Task data:
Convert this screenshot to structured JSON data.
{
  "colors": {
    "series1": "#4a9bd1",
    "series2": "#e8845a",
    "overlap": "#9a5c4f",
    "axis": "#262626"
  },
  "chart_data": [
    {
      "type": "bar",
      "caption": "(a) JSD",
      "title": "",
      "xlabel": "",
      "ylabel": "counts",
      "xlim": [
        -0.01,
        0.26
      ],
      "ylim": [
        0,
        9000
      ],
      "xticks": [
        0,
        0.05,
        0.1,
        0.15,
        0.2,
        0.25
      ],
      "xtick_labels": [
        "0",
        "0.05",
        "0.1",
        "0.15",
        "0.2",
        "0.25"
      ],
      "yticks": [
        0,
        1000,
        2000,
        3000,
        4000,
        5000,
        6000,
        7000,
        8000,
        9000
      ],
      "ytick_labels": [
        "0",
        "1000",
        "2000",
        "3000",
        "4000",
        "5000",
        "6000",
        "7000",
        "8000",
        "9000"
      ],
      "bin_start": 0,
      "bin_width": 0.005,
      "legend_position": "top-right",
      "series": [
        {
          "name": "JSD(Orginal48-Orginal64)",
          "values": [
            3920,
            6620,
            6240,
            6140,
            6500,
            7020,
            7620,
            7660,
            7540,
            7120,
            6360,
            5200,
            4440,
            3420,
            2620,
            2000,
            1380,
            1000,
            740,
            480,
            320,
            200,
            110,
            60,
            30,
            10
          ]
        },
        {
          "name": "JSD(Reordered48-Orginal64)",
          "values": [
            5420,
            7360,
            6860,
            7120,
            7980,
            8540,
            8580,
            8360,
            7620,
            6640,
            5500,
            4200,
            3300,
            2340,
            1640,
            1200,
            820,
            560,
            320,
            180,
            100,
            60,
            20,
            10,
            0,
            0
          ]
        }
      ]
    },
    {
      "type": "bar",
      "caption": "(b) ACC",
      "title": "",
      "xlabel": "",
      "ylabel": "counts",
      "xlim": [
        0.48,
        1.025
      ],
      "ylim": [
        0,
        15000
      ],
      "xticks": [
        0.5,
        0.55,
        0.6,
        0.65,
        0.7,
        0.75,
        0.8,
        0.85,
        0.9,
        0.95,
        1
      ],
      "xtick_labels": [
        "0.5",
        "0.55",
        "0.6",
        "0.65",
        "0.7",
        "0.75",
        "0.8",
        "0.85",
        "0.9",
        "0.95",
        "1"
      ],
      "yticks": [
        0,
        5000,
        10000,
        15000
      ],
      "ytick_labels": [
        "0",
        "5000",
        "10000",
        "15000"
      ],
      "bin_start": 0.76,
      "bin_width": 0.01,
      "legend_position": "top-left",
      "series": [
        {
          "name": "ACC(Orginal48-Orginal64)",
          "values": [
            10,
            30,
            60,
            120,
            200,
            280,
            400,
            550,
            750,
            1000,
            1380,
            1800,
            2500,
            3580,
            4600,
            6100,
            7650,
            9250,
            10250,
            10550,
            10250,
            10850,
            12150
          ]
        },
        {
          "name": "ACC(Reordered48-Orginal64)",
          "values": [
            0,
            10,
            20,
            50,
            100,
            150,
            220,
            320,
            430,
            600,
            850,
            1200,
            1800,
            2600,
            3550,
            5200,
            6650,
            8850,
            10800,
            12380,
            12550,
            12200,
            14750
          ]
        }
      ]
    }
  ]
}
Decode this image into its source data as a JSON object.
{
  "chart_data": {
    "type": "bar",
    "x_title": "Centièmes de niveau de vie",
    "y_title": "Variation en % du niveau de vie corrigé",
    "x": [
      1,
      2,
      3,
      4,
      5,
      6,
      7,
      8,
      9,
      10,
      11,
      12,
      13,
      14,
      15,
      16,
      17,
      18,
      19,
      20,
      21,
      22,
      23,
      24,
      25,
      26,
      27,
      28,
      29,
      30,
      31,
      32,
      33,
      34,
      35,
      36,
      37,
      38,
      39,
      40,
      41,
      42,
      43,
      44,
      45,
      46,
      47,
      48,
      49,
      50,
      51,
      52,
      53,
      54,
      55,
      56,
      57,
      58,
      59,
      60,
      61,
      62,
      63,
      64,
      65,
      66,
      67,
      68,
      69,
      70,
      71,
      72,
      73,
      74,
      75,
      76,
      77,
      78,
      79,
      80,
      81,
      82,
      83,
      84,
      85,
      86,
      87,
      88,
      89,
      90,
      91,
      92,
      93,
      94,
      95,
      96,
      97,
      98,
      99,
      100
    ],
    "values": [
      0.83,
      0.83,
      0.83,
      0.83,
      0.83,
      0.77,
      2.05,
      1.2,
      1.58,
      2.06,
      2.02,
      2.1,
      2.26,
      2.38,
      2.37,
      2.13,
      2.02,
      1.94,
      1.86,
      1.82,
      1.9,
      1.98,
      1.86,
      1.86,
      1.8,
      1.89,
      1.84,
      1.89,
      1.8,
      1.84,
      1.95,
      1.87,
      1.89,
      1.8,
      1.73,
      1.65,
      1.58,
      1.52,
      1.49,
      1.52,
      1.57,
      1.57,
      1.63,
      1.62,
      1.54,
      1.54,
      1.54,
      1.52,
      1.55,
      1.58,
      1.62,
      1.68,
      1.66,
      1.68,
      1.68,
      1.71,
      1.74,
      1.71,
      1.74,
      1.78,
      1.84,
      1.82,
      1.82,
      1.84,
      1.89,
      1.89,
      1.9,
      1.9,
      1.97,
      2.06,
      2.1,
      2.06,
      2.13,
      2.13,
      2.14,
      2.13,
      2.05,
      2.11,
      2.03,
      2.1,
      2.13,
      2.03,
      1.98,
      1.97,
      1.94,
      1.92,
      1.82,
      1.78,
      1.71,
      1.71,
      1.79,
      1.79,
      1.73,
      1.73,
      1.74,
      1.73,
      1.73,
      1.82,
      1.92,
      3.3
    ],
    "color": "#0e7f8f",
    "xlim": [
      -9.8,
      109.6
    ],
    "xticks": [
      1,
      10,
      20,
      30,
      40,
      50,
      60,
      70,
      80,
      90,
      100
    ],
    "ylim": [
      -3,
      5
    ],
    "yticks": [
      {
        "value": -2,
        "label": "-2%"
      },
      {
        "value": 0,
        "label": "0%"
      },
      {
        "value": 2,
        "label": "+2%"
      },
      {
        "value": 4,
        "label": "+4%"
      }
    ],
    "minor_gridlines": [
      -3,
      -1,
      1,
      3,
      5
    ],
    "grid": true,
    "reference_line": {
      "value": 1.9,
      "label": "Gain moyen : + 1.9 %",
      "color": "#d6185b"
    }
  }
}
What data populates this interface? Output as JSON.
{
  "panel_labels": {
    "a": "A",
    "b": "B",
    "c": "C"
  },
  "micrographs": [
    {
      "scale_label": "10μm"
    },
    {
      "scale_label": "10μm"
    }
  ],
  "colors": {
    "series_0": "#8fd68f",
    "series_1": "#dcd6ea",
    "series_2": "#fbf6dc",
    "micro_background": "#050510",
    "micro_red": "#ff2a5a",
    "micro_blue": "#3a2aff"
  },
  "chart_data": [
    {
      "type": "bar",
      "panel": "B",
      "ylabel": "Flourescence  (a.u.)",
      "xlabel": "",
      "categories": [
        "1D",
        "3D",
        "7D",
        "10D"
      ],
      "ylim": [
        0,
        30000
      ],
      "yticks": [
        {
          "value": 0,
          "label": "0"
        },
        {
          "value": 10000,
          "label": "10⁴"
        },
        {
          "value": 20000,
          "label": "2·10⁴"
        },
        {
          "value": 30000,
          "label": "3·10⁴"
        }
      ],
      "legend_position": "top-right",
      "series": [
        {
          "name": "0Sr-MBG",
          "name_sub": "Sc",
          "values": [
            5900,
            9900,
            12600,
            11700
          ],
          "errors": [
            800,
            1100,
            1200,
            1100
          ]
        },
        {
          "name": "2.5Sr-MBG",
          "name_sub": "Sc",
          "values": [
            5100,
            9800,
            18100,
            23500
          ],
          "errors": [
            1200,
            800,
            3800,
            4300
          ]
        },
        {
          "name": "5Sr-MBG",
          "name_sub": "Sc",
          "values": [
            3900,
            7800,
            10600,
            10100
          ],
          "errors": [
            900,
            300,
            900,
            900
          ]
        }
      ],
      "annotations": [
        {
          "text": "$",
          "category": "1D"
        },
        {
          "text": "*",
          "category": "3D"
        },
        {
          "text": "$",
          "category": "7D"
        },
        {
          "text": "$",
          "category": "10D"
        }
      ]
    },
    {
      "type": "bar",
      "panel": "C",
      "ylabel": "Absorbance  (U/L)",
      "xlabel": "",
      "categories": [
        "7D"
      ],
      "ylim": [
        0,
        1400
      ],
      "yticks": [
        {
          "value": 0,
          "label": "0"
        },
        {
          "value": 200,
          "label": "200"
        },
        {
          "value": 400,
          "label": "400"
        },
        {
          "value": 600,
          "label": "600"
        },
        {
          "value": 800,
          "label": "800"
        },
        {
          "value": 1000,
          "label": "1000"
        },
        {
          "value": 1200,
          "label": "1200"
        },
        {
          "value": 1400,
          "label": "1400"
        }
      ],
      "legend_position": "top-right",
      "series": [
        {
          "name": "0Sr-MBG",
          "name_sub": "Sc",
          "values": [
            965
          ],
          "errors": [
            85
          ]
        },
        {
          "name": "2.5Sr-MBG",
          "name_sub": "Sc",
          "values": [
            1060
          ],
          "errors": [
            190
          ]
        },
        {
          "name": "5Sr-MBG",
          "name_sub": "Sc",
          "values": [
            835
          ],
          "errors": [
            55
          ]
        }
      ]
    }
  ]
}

The request:
Search the data for the string "niveau" and copy each line where it appears.

Answer to the exercise:
    "x_title": "Centièmes de niveau de vie",
    "y_title": "Variation en % du niveau de vie corrigé",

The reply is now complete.